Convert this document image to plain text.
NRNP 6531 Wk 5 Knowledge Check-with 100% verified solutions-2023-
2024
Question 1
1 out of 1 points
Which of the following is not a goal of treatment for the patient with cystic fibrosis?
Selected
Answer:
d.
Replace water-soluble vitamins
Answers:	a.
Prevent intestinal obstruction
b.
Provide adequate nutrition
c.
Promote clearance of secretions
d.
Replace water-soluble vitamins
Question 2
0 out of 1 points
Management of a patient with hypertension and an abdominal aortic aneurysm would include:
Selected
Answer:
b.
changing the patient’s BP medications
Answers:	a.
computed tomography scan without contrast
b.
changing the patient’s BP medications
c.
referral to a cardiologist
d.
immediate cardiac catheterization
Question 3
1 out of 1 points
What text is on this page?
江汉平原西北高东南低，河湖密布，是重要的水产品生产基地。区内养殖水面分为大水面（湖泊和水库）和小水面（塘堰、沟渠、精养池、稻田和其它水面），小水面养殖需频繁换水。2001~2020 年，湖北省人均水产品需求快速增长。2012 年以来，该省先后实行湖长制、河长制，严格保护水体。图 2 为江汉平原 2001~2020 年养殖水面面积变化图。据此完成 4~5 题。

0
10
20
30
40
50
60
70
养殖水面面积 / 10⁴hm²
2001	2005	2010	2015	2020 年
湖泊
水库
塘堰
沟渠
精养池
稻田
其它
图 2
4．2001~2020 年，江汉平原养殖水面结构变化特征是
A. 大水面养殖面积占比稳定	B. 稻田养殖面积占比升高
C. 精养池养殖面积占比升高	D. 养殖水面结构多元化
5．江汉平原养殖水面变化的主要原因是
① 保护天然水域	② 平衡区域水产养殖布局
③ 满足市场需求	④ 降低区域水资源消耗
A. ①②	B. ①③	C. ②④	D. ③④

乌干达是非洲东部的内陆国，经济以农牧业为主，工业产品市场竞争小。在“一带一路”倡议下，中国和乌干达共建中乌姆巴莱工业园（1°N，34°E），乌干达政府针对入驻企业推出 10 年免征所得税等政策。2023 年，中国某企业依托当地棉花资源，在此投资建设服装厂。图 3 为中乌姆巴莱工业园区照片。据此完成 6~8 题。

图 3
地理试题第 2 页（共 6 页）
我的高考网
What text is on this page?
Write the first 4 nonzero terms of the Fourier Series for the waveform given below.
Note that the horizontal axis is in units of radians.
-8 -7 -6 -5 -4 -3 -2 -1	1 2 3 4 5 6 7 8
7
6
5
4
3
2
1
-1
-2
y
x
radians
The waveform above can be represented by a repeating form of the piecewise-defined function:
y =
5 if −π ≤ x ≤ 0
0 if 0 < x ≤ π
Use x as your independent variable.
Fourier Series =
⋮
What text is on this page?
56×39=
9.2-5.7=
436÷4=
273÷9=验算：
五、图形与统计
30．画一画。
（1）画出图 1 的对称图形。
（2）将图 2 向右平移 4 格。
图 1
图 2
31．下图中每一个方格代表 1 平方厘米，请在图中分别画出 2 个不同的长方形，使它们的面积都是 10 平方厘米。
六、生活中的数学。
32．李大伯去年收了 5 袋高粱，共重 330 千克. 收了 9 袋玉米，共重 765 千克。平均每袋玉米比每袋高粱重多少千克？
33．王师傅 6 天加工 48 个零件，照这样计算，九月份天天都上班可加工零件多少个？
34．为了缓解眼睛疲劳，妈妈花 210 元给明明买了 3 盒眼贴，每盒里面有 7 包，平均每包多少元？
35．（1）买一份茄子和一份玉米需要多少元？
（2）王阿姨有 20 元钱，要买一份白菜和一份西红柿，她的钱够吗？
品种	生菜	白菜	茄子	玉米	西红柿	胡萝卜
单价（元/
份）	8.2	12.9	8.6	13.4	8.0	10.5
_ _ _
> [Task]: Every record should be given again exactly.

> [Reply to the task]:
Convert this document image to plain text.
NRNP 6531 Wk 5 Knowledge Check-with 100% verified solutions-2023-
2024
Question 1
1 out of 1 points
Which of the following is not a goal of treatment for the patient with cystic fibrosis?
Selected
Answer:
d.
Replace water-soluble vitamins
Answers:	a.
Prevent intestinal obstruction
b.
Provide adequate nutrition
c.
Promote clearance of secretions
d.
Replace water-soluble vitamins
Question 2
0 out of 1 points
Management of a patient with hypertension and an abdominal aortic aneurysm would include:
Selected
Answer:
b.
changing the patient’s BP medications
Answers:	a.
computed tomography scan without contrast
b.
changing the patient’s BP medications
c.
referral to a cardiologist
d.
immediate cardiac catheterization
Question 3
1 out of 1 points
What text is on this page?
江汉平原西北高东南低，河湖密布，是重要的水产品生产基地。区内养殖水面分为大水面（湖泊和水库）和小水面（塘堰、沟渠、精养池、稻田和其它水面），小水面养殖需频繁换水。2001~2020 年，湖北省人均水产品需求快速增长。2012 年以来，该省先后实行湖长制、河长制，严格保护水体。图 2 为江汉平原 2001~2020 年养殖水面面积变化图。据此完成 4~5 题。

0
10
20
30
40
50
60
70
养殖水面面积 / 10⁴hm²
2001	2005	2010	2015	2020 年
湖泊
水库
塘堰
沟渠
精养池
稻田
其它
图 2
4．2001~2020 年，江汉平原养殖水面结构变化特征是
A. 大水面养殖面积占比稳定	B. 稻田养殖面积占比升高
C. 精养池养殖面积占比升高	D. 养殖水面结构多元化
5．江汉平原养殖水面变化的主要原因是
① 保护天然水域	② 平衡区域水产养殖布局
③ 满足市场需求	④ 降低区域水资源消耗
A. ①②	B. ①③	C. ②④	D. ③④

乌干达是非洲东部的内陆国，经济以农牧业为主，工业产品市场竞争小。在“一带一路”倡议下，中国和乌干达共建中乌姆巴莱工业园（1°N，34°E），乌干达政府针对入驻企业推出 10 年免征所得税等政策。2023 年，中国某企业依托当地棉花资源，在此投资建设服装厂。图 3 为中乌姆巴莱工业园区照片。据此完成 6~8 题。

图 3
地理试题第 2 页（共 6 页）
我的高考网
What text is on this page?
Write the first 4 nonzero terms of the Fourier Series for the waveform given below.
Note that the horizontal axis is in units of radians.
-8 -7 -6 -5 -4 -3 -2 -1	1 2 3 4 5 6 7 8
7
6
5
4
3
2
1
-1
-2
y
x
radians
The waveform above can be represented by a repeating form of the piecewise-defined function:
y =
5 if −π ≤ x ≤ 0
0 if 0 < x ≤ π
Use x as your independent variable.
Fourier Series =
⋮
What text is on this page?
56×39=
9.2-5.7=
436÷4=
273÷9=验算：
五、图形与统计
30．画一画。
（1）画出图 1 的对称图形。
（2）将图 2 向右平移 4 格。
图 1
图 2
31．下图中每一个方格代表 1 平方厘米，请在图中分别画出 2 个不同的长方形，使它们的面积都是 10 平方厘米。
六、生活中的数学。
32．李大伯去年收了 5 袋高粱，共重 330 千克. 收了 9 袋玉米，共重 765 千克。平均每袋玉米比每袋高粱重多少千克？
33．王师傅 6 天加工 48 个零件，照这样计算，九月份天天都上班可加工零件多少个？
34．为了缓解眼睛疲劳，妈妈花 210 元给明明买了 3 盒眼贴，每盒里面有 7 包，平均每包多少元？
35．（1）买一份茄子和一份玉米需要多少元？
（2）王阿姨有 20 元钱，要买一份白菜和一份西红柿，她的钱够吗？
品种	生菜	白菜	茄子	玉米	西红柿	胡萝卜
单价（元/
份）	8.2	12.9	8.6	13.4	8.0	10.5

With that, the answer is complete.